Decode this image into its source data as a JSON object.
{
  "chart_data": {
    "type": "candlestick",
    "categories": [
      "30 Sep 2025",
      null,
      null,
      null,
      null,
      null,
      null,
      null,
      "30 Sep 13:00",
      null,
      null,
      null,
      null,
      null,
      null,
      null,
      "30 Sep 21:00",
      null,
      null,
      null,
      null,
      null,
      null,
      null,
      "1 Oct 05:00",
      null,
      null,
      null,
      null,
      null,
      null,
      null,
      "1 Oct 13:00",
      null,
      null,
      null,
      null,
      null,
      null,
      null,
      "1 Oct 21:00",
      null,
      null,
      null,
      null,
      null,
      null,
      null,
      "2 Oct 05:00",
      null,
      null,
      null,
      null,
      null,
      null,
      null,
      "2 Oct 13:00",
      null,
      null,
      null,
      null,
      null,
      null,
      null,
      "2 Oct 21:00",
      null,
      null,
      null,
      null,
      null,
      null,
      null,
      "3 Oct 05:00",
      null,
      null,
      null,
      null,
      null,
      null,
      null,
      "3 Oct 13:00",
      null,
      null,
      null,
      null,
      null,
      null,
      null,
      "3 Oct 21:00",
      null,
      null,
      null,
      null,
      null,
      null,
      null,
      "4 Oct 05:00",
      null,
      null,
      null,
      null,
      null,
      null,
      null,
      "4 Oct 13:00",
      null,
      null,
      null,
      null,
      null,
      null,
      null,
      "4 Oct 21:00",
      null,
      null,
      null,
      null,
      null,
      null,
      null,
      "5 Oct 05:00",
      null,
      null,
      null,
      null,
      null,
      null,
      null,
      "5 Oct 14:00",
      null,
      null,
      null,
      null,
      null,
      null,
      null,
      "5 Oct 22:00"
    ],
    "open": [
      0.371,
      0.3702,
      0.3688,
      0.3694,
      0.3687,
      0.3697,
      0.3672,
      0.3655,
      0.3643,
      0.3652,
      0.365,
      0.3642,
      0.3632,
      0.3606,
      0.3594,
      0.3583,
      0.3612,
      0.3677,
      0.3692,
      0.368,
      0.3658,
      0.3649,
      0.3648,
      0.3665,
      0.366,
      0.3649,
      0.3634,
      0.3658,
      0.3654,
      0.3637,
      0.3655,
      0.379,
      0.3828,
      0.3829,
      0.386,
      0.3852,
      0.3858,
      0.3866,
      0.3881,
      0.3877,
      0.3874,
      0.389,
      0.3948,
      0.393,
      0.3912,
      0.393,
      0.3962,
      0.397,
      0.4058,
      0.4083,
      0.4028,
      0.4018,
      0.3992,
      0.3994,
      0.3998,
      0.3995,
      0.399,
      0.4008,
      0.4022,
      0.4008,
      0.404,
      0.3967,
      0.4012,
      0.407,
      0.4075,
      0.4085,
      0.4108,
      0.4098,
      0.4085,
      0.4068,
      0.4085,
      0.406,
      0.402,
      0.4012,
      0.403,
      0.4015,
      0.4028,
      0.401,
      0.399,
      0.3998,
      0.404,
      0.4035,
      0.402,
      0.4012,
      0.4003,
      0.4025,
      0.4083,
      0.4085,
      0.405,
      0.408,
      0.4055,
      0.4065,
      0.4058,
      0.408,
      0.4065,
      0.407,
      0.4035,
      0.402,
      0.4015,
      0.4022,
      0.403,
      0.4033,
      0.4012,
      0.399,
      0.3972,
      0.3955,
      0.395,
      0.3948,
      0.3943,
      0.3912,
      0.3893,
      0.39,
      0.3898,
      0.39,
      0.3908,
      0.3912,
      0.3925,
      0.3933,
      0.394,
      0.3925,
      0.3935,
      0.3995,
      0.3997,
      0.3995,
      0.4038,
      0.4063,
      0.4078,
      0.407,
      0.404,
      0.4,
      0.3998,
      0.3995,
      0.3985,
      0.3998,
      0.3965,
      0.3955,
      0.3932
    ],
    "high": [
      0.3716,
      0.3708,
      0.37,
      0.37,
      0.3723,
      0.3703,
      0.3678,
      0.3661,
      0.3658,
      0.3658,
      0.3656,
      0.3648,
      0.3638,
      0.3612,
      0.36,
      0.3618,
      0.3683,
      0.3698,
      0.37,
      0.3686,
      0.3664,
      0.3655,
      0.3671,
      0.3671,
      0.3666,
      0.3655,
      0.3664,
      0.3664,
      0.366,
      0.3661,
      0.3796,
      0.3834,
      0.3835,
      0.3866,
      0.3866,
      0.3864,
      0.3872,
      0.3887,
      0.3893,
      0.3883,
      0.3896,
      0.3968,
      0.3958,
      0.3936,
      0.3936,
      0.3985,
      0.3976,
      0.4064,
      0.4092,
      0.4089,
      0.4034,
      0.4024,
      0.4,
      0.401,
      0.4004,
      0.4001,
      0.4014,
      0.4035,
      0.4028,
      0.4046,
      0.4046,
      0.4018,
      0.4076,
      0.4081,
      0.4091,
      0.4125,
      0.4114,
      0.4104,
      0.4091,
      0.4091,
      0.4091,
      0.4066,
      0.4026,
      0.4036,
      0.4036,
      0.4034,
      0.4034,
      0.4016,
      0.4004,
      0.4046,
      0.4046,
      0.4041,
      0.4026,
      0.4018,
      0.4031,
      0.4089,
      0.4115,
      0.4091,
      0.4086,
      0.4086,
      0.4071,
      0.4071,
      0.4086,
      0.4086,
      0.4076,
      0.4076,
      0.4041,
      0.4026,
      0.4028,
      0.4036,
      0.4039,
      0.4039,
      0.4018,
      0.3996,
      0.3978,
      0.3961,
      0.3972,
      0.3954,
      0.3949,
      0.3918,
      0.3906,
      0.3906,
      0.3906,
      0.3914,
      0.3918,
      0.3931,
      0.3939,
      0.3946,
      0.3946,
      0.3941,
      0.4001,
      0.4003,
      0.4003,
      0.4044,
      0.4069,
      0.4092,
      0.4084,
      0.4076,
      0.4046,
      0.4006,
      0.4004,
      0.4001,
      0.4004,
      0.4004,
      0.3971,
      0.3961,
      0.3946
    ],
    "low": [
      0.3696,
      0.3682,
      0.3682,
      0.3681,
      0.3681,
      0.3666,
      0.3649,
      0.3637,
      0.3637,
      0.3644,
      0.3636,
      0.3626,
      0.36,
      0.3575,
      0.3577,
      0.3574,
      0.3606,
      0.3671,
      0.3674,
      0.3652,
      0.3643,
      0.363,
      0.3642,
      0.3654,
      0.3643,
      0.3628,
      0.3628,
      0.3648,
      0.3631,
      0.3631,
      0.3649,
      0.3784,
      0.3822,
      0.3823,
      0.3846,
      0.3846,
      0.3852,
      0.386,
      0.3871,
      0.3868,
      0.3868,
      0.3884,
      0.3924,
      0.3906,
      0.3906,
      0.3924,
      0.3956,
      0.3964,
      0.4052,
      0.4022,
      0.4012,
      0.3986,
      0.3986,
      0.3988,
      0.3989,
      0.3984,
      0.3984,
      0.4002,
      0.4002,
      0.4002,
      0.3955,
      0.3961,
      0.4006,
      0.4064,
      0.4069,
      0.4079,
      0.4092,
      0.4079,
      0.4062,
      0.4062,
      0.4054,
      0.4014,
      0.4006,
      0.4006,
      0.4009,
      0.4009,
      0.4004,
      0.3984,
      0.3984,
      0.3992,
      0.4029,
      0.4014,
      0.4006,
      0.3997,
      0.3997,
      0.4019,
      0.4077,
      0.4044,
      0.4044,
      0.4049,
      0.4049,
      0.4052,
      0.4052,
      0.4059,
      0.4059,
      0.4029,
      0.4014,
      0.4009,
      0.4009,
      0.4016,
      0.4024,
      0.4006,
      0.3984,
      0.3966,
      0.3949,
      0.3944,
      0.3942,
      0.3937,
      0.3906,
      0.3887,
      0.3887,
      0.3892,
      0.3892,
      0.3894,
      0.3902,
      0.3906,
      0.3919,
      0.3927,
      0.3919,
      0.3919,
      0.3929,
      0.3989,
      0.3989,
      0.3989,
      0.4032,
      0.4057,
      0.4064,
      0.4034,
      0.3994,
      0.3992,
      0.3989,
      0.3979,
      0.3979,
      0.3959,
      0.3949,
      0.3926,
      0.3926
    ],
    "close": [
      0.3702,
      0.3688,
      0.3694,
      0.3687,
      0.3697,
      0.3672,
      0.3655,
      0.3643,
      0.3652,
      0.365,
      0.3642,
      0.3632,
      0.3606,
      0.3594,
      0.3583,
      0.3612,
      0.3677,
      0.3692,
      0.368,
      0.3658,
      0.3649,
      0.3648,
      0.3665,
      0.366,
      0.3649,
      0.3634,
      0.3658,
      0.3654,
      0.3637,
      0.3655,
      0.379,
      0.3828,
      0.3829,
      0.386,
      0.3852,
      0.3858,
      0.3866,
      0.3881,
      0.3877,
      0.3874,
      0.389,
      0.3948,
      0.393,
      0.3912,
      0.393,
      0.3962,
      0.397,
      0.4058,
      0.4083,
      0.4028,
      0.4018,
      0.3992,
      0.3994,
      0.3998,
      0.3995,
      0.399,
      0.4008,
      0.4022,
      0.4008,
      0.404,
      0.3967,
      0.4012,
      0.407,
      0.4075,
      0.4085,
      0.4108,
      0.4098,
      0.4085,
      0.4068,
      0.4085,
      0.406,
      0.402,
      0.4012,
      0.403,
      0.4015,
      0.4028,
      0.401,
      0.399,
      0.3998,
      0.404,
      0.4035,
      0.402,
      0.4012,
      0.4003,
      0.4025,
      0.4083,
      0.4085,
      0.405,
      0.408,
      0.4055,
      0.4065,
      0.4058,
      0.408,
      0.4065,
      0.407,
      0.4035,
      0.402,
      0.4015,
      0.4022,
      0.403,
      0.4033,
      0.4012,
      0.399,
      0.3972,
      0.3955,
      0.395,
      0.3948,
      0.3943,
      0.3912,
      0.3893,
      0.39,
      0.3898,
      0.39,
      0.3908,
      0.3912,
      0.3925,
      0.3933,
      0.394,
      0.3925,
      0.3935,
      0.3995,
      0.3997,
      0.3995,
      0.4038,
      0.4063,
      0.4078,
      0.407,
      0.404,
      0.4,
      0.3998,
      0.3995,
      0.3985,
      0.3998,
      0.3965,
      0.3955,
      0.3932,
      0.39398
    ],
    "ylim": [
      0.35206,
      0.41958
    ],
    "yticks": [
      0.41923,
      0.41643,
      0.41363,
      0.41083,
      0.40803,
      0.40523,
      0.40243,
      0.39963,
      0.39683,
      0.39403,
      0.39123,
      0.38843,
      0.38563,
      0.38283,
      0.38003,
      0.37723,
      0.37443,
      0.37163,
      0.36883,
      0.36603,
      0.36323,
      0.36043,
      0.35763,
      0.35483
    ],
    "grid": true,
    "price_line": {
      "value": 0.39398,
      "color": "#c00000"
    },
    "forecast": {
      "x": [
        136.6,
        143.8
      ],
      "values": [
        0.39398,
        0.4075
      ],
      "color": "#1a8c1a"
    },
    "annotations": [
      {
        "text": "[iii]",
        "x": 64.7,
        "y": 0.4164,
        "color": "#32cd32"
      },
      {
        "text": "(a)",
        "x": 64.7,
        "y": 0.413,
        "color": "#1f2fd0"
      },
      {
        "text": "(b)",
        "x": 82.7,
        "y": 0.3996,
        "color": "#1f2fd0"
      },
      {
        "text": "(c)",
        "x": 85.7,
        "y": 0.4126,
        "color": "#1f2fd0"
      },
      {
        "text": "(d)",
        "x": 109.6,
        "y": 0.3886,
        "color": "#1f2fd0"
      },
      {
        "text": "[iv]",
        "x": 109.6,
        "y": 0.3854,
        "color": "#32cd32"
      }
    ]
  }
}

···

[Problem requirements]:
Gather every line from the listing above in which "text" appears, and copy those lines.

[Output for this task]:
        "text": "[iii]",
        "text": "(a)",
        "text": "(b)",
        "text": "(c)",
        "text": "(d)",
        "text": "[iv]",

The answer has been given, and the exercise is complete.